Data excerpts |
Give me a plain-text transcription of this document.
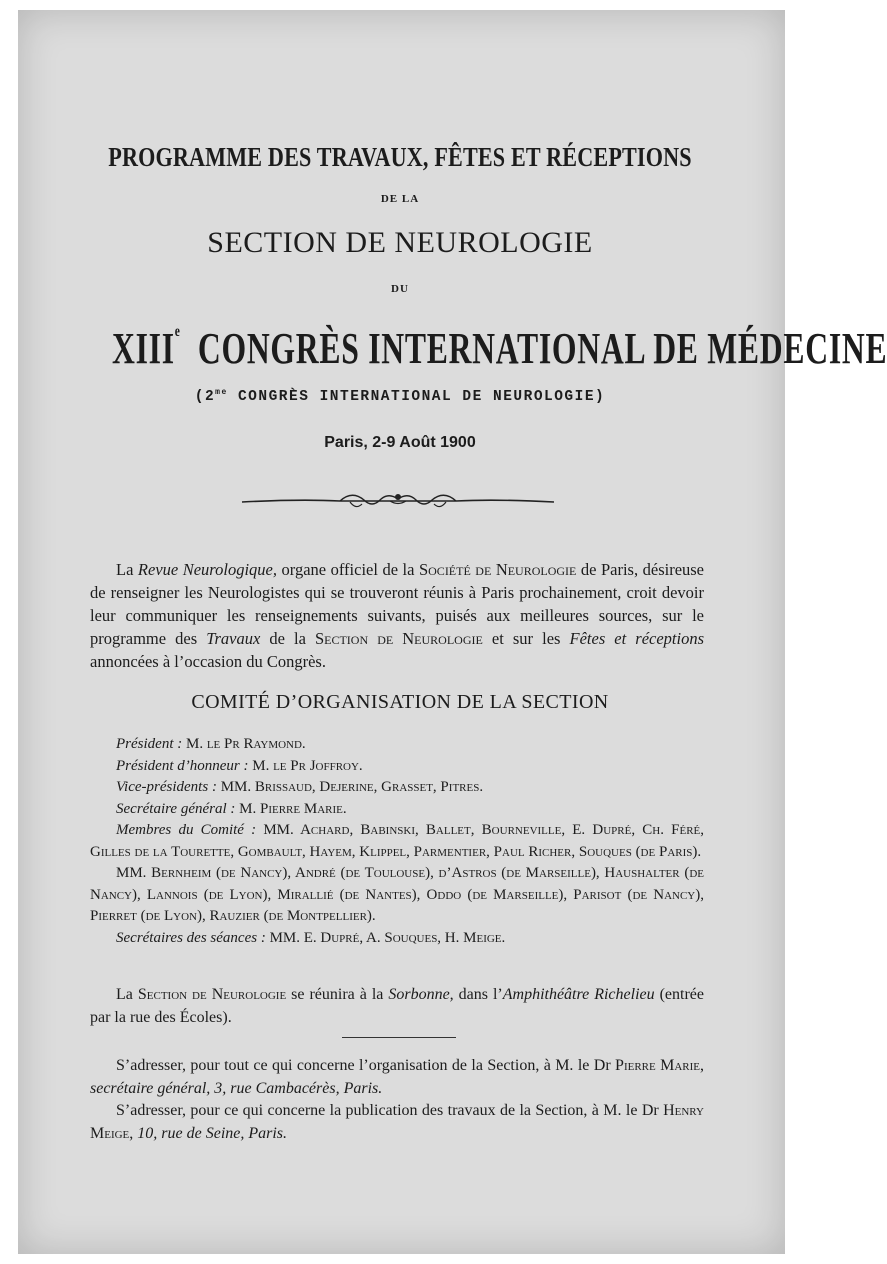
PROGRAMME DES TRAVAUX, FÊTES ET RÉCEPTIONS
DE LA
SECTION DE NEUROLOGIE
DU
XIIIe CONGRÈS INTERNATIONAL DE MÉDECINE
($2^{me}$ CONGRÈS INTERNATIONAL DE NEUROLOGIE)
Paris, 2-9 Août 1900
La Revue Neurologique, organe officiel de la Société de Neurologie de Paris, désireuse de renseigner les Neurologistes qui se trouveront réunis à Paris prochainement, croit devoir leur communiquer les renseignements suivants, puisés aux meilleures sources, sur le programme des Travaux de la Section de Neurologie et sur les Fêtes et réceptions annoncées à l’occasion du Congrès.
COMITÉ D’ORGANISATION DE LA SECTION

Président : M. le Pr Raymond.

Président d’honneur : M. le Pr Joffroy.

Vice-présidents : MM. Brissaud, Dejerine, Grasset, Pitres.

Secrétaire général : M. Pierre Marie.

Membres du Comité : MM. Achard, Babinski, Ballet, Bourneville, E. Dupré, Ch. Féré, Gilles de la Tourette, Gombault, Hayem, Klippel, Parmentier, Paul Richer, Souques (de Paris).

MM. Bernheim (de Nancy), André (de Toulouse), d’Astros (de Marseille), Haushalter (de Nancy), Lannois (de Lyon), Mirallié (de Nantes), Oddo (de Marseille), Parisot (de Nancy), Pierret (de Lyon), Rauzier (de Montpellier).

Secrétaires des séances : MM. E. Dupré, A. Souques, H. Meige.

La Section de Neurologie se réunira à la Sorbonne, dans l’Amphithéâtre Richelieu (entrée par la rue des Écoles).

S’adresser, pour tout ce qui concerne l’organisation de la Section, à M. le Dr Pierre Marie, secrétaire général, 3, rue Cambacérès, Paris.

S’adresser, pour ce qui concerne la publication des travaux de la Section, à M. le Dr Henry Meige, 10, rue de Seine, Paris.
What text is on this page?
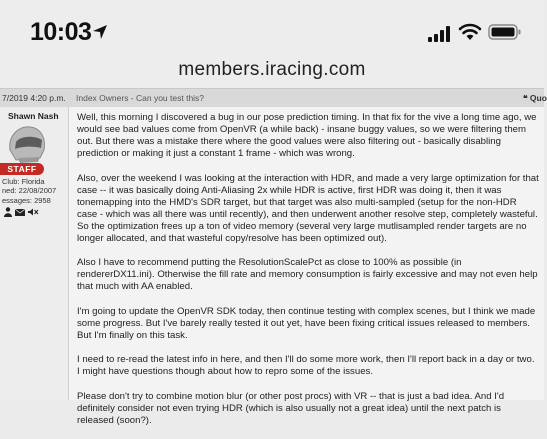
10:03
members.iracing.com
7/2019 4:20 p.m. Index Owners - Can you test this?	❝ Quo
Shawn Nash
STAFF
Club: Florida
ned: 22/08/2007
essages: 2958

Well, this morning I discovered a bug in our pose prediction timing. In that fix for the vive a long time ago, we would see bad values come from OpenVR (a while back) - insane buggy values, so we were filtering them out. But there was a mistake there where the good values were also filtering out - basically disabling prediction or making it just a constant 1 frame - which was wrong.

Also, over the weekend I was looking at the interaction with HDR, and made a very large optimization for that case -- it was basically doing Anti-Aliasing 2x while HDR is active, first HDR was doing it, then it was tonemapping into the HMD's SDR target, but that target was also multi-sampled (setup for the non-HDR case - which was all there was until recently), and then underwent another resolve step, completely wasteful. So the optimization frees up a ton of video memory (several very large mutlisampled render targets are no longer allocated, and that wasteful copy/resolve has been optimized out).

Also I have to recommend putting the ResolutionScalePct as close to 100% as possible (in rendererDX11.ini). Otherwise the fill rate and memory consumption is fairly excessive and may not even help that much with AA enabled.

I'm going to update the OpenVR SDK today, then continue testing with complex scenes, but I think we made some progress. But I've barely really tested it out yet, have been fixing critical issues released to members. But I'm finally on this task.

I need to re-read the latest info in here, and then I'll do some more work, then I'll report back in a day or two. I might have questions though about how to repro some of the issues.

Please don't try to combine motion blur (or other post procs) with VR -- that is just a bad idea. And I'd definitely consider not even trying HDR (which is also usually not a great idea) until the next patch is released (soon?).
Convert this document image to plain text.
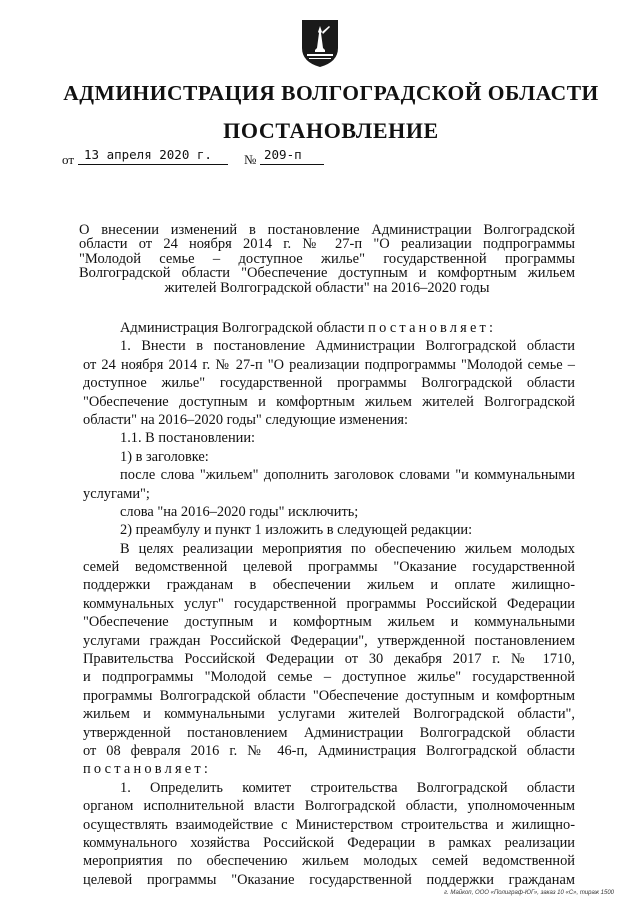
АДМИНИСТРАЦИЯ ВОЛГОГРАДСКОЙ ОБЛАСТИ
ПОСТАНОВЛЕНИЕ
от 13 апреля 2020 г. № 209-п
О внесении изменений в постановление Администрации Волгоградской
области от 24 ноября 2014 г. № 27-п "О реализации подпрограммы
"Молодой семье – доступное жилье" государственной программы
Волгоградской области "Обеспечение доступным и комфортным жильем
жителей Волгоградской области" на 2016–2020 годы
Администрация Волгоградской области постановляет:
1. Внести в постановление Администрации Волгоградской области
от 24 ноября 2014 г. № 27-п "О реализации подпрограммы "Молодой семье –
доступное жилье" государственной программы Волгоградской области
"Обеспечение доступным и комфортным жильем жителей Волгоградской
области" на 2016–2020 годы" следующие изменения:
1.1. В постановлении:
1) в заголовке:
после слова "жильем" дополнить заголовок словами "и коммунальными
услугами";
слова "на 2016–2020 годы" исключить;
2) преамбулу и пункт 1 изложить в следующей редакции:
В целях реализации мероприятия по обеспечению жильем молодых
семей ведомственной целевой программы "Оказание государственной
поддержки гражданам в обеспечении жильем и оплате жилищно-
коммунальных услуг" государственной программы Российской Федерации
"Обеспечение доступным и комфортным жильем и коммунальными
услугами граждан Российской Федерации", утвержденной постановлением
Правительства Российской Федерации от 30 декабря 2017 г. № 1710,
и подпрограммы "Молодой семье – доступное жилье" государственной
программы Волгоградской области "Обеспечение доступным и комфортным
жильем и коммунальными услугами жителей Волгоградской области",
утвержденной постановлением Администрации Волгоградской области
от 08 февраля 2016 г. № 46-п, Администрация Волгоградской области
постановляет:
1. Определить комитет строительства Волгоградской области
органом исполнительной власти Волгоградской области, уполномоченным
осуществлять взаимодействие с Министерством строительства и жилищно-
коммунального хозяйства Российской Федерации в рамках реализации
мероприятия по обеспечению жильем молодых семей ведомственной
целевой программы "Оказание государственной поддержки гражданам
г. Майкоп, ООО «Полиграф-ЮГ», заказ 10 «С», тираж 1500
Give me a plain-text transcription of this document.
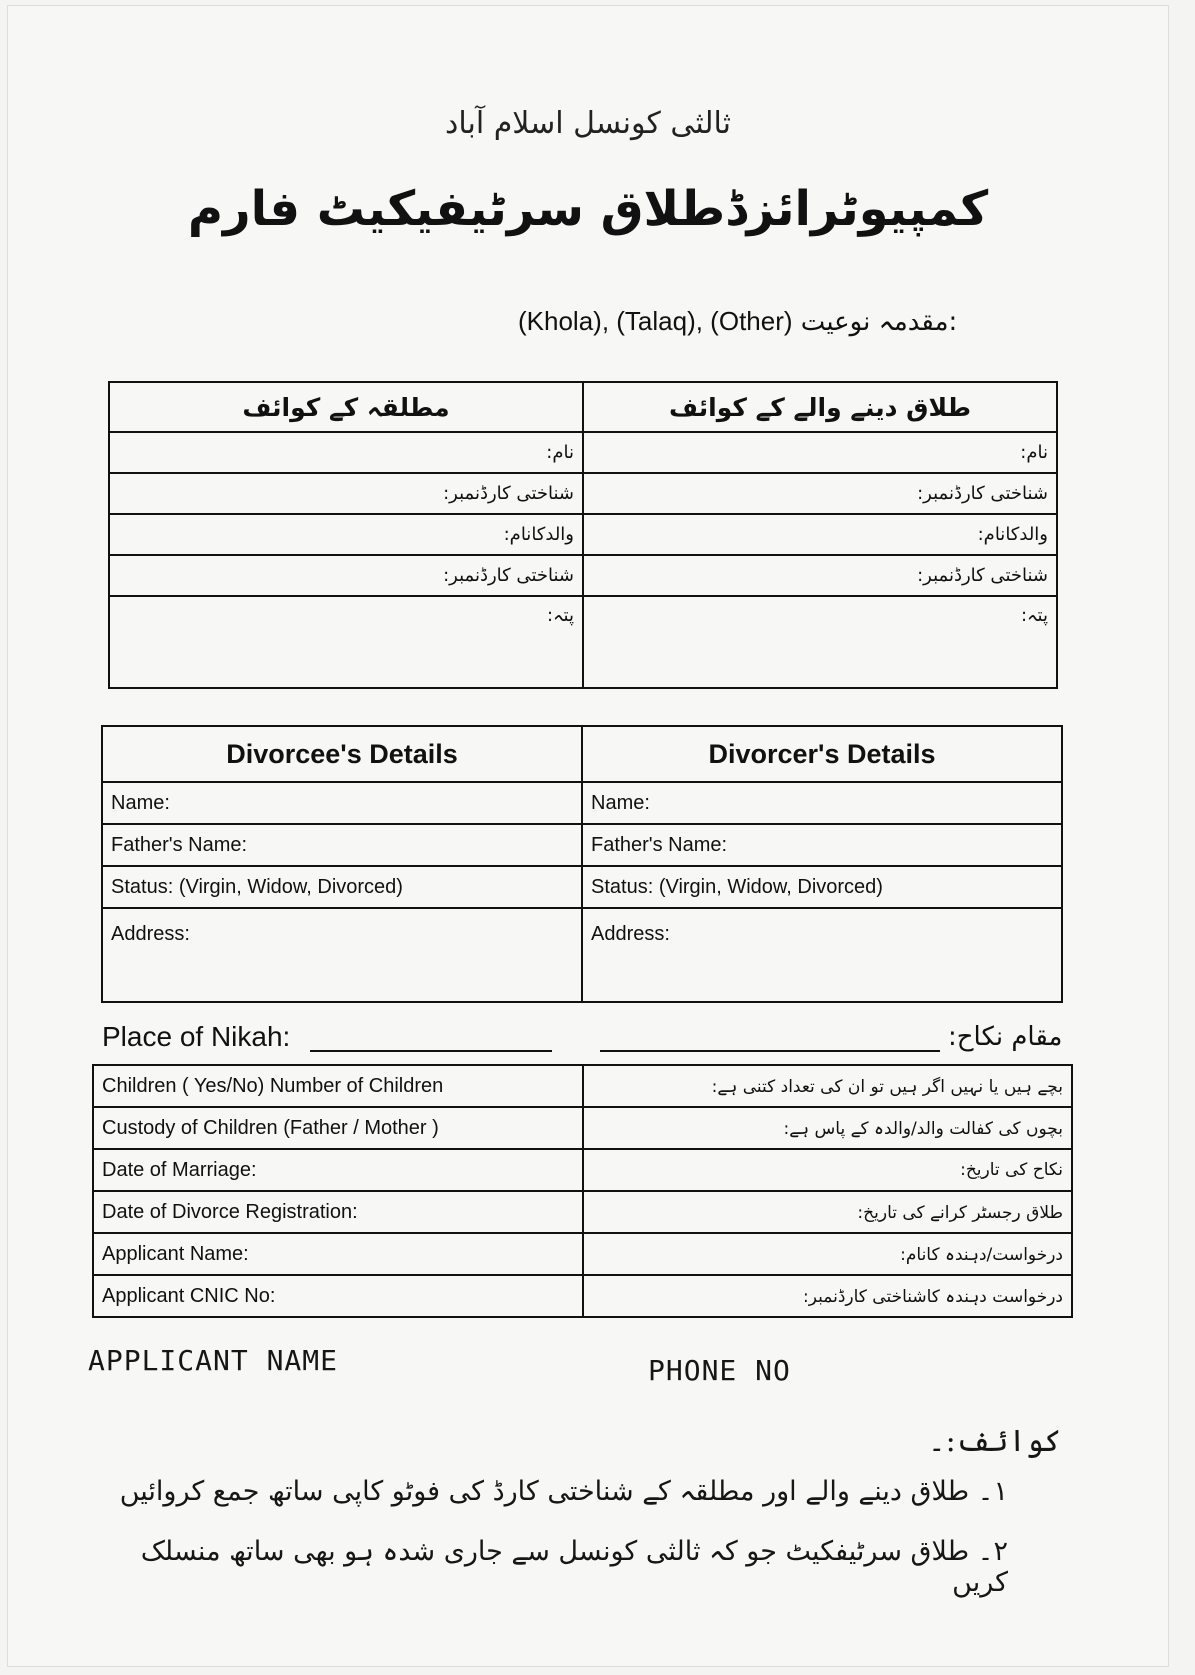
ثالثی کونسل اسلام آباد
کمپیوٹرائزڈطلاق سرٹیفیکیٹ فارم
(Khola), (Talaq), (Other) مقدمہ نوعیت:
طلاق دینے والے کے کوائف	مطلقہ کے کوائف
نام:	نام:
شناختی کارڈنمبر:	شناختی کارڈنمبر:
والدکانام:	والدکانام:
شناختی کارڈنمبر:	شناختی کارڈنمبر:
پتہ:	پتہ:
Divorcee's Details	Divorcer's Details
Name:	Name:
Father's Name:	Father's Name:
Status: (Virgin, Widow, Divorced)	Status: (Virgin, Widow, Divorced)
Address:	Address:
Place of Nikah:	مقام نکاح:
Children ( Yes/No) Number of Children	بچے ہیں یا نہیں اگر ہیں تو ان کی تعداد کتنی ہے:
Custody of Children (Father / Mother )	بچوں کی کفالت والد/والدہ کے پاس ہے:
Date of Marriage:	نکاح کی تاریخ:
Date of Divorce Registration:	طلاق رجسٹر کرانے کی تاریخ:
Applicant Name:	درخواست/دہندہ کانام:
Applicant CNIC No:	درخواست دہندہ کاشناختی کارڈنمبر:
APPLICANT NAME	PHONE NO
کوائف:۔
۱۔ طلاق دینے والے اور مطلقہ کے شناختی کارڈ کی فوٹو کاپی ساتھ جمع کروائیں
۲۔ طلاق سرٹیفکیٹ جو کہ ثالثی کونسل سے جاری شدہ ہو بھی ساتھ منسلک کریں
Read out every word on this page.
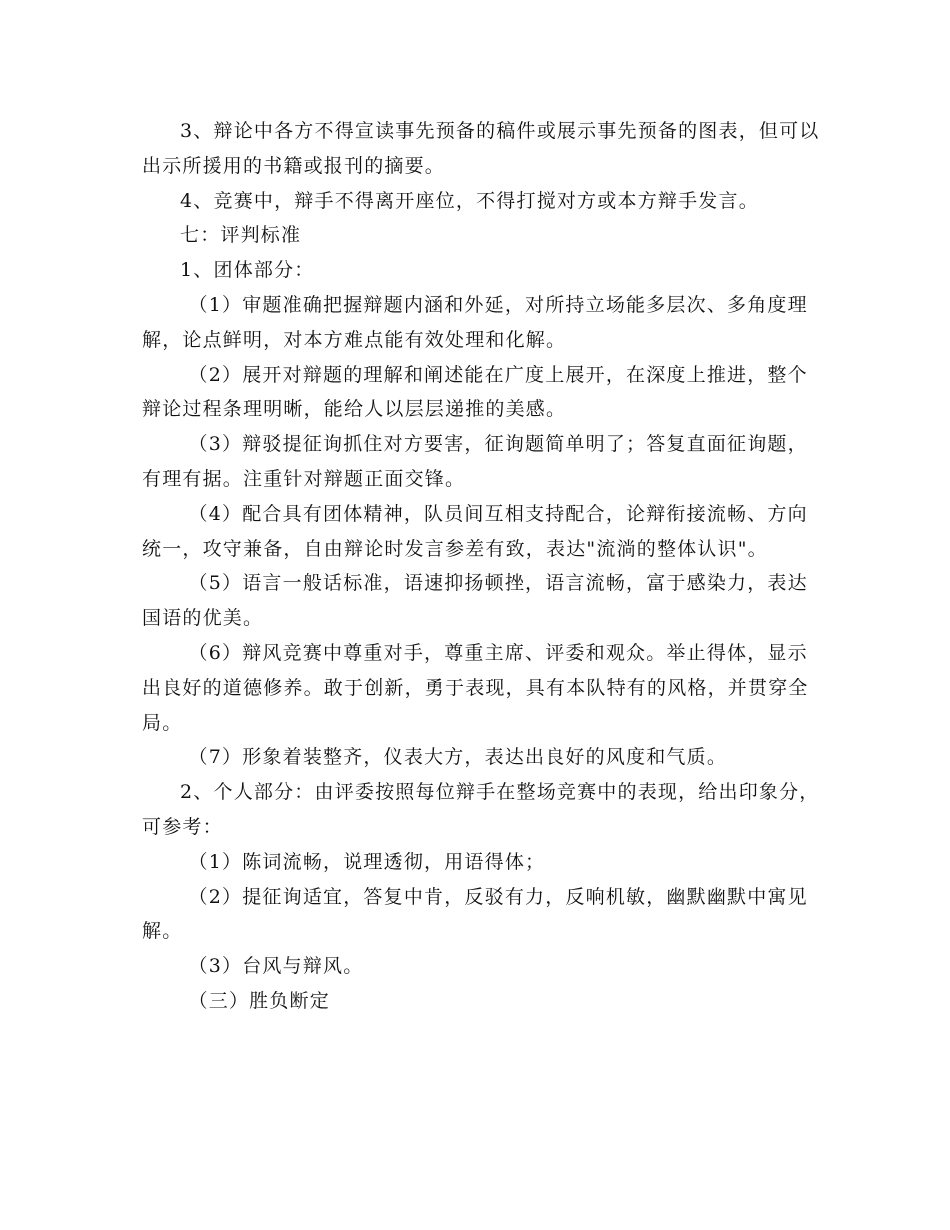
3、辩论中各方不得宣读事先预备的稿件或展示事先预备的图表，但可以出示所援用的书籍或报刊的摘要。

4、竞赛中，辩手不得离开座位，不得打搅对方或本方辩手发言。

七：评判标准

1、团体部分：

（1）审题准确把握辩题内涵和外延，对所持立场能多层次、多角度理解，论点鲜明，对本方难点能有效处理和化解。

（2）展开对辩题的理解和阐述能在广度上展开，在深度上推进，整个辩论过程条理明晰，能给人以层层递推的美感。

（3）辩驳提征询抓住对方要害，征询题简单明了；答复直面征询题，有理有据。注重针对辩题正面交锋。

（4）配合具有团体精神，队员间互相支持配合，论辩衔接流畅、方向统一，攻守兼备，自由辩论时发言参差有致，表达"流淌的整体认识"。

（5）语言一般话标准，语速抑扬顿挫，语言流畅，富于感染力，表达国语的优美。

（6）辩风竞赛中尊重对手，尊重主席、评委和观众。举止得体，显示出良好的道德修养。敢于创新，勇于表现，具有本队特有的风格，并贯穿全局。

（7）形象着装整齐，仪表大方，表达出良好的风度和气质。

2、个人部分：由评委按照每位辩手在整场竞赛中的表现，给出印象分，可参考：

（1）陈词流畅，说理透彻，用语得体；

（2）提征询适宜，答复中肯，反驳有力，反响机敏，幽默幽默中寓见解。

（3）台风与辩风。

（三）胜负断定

Task directions | Using the material above, state how many lines include the string "basically". Answer with a single number.

Answer to the problem | 2